- _GOAL OF THE EXERCISE_
Scan the listing that follows and report how many lines contain "JSON". Write the number alone.

begin

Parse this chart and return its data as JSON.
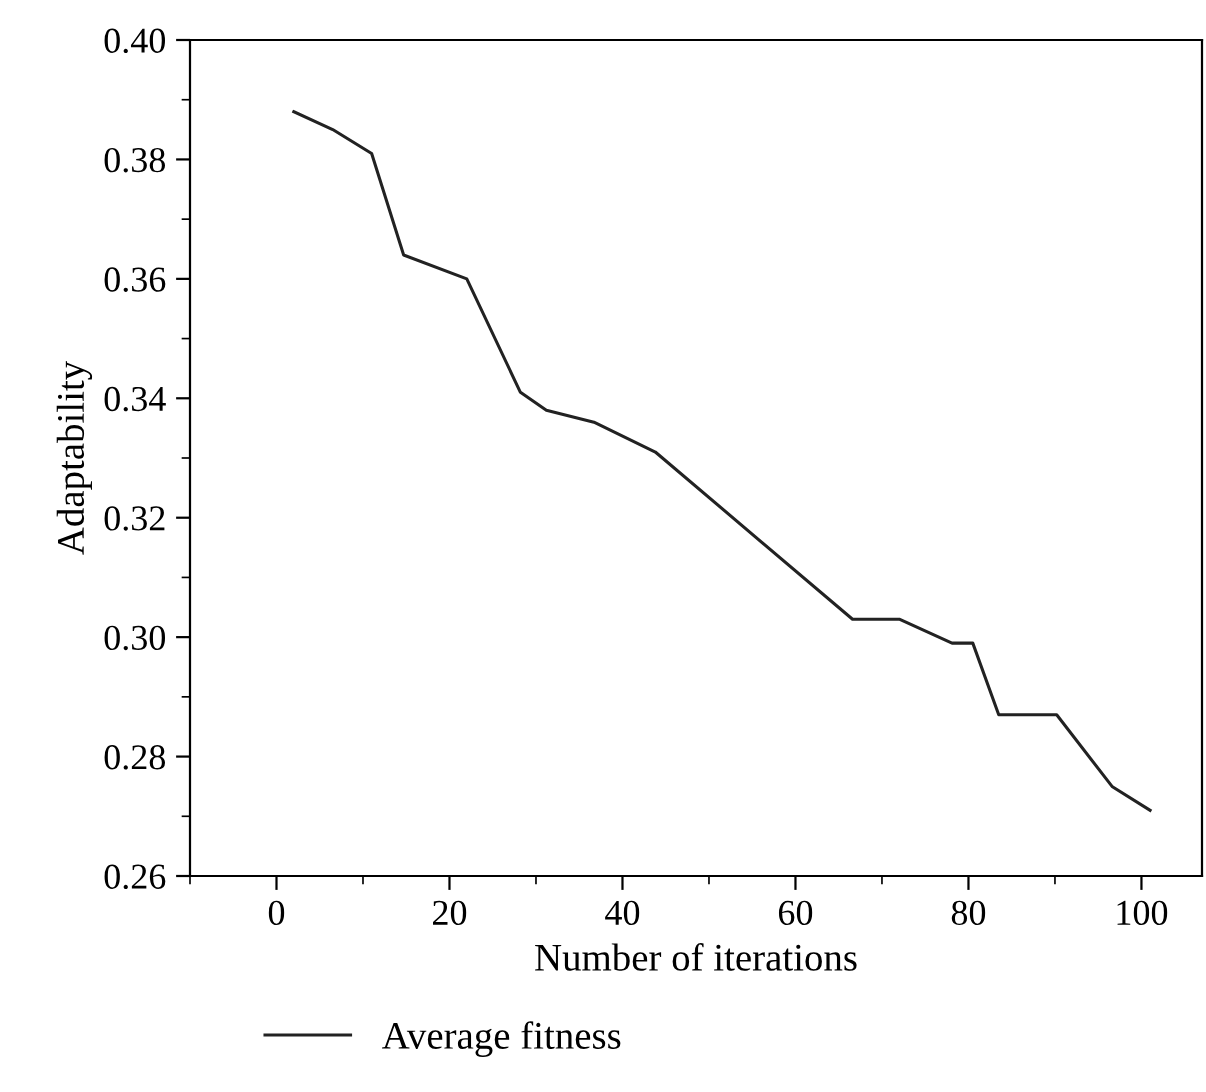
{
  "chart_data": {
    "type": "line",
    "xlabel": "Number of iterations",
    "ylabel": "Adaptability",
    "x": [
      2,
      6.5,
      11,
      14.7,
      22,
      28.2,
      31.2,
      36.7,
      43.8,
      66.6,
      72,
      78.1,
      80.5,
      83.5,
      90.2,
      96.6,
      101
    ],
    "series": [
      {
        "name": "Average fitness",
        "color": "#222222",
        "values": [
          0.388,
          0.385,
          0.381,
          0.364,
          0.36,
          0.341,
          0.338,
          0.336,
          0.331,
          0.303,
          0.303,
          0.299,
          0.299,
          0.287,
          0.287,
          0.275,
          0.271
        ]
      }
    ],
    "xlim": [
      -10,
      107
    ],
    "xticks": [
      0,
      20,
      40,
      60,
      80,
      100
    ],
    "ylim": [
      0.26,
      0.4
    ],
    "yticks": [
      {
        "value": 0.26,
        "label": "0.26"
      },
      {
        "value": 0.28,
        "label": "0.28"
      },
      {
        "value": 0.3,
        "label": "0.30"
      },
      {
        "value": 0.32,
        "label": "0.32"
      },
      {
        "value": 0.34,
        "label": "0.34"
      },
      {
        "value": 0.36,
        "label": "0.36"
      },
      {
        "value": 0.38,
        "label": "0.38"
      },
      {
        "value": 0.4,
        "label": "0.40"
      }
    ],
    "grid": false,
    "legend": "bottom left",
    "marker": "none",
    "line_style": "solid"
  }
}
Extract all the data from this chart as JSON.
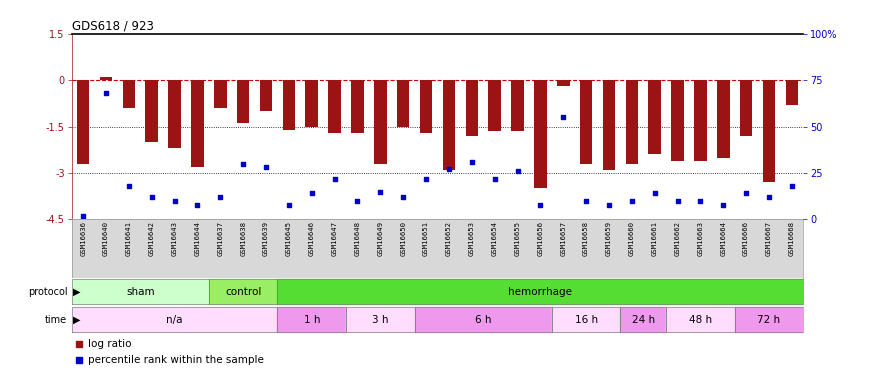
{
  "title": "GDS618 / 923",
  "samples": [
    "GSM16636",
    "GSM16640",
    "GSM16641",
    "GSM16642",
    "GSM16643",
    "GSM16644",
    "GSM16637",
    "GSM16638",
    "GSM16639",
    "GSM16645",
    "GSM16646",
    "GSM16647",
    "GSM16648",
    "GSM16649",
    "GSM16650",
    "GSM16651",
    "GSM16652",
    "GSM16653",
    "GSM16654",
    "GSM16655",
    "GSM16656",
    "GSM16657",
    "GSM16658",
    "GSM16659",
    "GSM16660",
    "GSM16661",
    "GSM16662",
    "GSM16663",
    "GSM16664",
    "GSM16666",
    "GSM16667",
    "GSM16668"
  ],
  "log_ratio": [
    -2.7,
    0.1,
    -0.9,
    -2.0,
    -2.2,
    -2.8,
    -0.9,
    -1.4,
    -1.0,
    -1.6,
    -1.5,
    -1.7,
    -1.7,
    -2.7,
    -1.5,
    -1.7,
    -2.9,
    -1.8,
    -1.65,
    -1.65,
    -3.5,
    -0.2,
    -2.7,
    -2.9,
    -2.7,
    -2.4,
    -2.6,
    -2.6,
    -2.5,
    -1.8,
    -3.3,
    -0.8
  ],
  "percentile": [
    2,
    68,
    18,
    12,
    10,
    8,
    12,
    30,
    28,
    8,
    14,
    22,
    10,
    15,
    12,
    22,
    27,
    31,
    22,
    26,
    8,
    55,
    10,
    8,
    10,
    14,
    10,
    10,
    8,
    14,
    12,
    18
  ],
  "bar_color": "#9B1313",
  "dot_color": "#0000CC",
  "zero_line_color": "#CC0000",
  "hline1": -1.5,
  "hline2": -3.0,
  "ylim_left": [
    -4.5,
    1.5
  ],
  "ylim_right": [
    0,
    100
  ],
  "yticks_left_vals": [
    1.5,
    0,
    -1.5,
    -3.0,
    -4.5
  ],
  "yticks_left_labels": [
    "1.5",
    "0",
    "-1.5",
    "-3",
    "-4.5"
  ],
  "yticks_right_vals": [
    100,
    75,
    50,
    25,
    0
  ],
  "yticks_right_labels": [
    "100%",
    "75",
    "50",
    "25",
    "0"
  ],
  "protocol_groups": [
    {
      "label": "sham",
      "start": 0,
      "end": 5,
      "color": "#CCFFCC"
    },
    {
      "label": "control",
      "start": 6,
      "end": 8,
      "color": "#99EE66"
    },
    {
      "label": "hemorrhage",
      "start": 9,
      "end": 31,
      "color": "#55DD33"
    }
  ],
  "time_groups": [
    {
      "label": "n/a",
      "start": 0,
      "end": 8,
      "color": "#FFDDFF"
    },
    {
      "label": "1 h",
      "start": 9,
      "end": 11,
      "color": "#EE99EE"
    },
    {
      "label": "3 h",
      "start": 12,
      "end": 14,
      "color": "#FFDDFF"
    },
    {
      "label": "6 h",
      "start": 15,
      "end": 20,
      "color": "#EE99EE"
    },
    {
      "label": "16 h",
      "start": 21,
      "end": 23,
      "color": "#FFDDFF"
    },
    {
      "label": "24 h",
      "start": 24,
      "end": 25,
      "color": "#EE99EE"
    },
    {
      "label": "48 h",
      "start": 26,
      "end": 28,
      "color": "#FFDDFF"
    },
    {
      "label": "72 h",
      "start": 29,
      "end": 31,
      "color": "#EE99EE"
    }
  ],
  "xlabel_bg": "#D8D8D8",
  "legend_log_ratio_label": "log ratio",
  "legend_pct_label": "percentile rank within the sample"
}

end

- _SOLUTION FOR THIS PROBLEM_
2